> [TEXTE FOURNI]:
○ ○ ○

Avant tout, ce qui bloque c’est le système de pensée par lequel on aborde la question, c’est-à-dire la métaphysique qui structure et détermine des automatismes : ceux qui configurent a priori notre approche spontanée du monde, et organisent plus ou moins consciemment nombre de nos actions. Il nous faut mesurer que nous restons encore prisonniers la plupart du temps d’un logiciel basé sur des oppositions binaires : le sujet et l’objet, l’humanité et le monde, le bien et le mal, l’humanité et les animaux, l’intérieur et l’extérieur, nous et les autres, etc.

Le concept de métaphysique est souvent réduit à l’une de ses expressions : la métaphysique est la plupart du temps confondue avec le dualisme. Et donc identifiée avec la nécessité d’une transcendance que ce dernier induit par principe dans la conception de l’être. Si on confond métaphysique et dualisme (ou idéalisme), c’est parce que l’on emploie un mot à la place d’un autre. On pense les deux termes comme synonymes.

Bien sûr, tout dualisme manifeste une métaphysique, mais toute métaphysique n’est pas dualiste. Ainsi, de nombreuses structures dualistes sont nommées métaphysiques car elles reposent sur le principe d’une dissociation inaugurale. Cette schize fait que l’un de ces deux éléments est plus important que l’autre, que l’un informe l’autre, c’est-à-dire que l’un gouverne l’autre. Ainsi, le terme « métaphysique » pose souvent la double question de la séparation des substances et d’une transcendance qui exclut.

○ ○ ○

> [DONNÉES SOURCES]:

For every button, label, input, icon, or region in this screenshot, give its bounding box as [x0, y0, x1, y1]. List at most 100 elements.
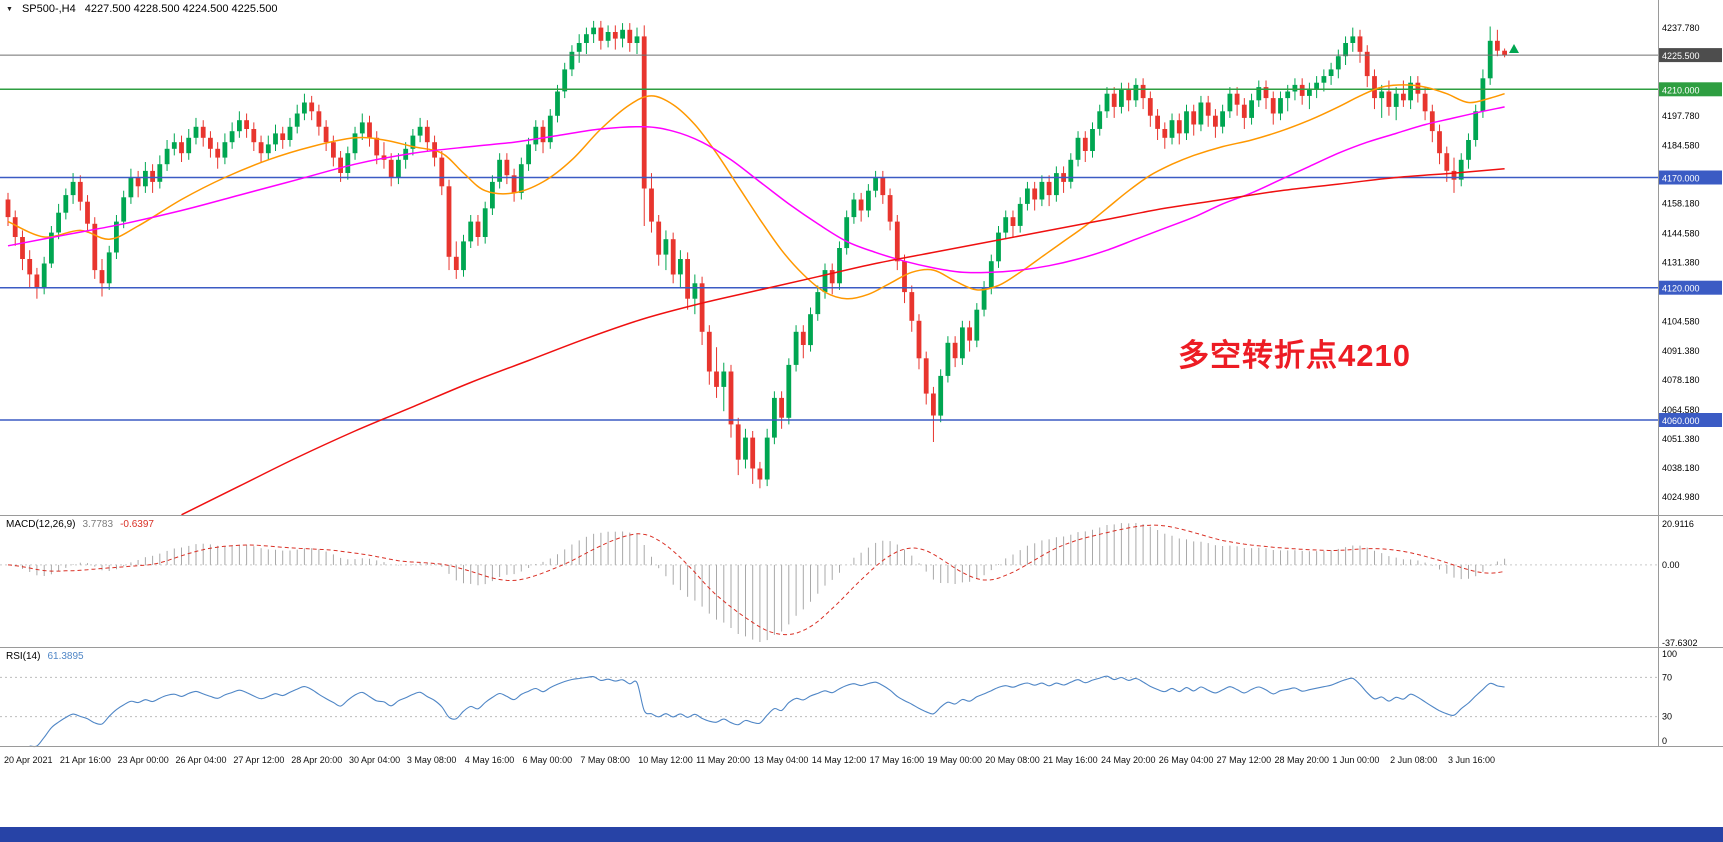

○ ○ ○

> [TRAVAIL DEMANDÉ]:
a - Pour chacune des affirmations suivantes, dites si elle concorde avec le texte sur la métaphysique en répondant oui ou non, et citez les mots exacts du texte qui tranchent. (i) Toute métaphysique est dualiste. (ii) La métaphysique est souvent confondue avec le dualisme. (iii) L’opposition entre l’intérieur et l’extérieur figure parmi les oppositions binaires citées.
b - Reformulez sous forme de liste le paragraphe du texte sur la métaphysique qui commence par « Bien sûr, tout dualisme », en conservant ses idées principales.
c - Écrivez la suite du texte sur la métaphysique à partir de sa dernière phrase.

> [RÉPONSES AUX EXERCICES]:
a -
(i) Non : « toute métaphysique n’est pas dualiste ».
(ii) Oui : « la métaphysique est la plupart du temps confondue avec le dualisme ».
(iii) Oui : « l’intérieur et l’extérieur ».

b -
- Tout dualisme manifeste une métaphysique, mais toute métaphysique n’est pas dualiste.
- Beaucoup de structures dualistes sont dites métaphysiques parce qu’elles reposent sur une dissociation inaugurale.
- Dans cette schize, l’un des deux éléments est plus important que l’autre, l’informe et le gouverne.
- Le terme « métaphysique » pose donc souvent une double question : celle de la séparation des substances et celle d’une transcendance qui exclut.

c -
En effet, dès qu’il y a coupure et séparation, il y a nécessairement établissement d’un système hiérarchique où est estimée ce qu’on pourrait appeler la « valeur d’être » des choses. Une partie digne et une partie indigne, une partie noble et une autre vile, une partie régnante et une partie soumise, etc. Un monde dualiste nécessite, d’un côté ou de l’autre de la coupure qui l’institue (et dont les multiples systèmes binaires qui le constituent ne sont que des répliques, des copies un peu dégradées, des imitations), un Principe qui organise : c’est-à-dire un (ou des) principe(s) qui agi(ssen)t et in-forme(nt) le monde concret en exerçant sur lui une autorité normative et contraignante depuis le site d’une extériorité surplombante.

L’idée que ce qui nous entoure est un « environnement » doit être remisée au placard : plus rien ne nous « environne » car nous sommes inséparés.

L’extériorité supérieure et abstraite donne un sens au monde concret pris dans ses contradictions, et permet d’appliquer un jugement sur ce qui s’y joue. Certains désignent ce principe par le terme générique de transcendance, même si le sens de ce mot ne se réduit pas à cette seule interprétation. Or, cette hiérarchie qualitative qui classe, distribue, désigne et affecte, justement affecte. Elle établit une plus ou moins grande autorisation à être au monde selon que l’on est plus ou moins en conformité avec le Principe, celui qui organise et informe les choses depuis l’autre côté de la coupure.

Cette conception mène à envisager l’être humain (ce que l’on a longtemps appelé « l’Homme ») comme exception – et donc comme extériorité – dans le monde : nous serions à la fois au centre du monde et extérieur à lui, comme si nous étions concernés différemment par les rythmes d’une évolution dont nous constituerions l’indépassable (et magnifique) achèvement.

Cette vision du monde à la fois prétentieuse et simplificatrice est aujourd’hui débordée de toutes parts, et doit sérieusement être remise en question, car tous les étants ont droit à la même dignité d’être. Il faut prendre le parti d’un strict anarchisme ontologique : le parti d’une stricte égalité de tous les étants, quelle que soit leur nature, leur provenance et leur forme. Dans le fond, pourquoi Mark Zuckerberg serait-il plus important qu’une paramécie, et Jeff Bezos plus considérable qu’un récif de corail ou une mangrove ?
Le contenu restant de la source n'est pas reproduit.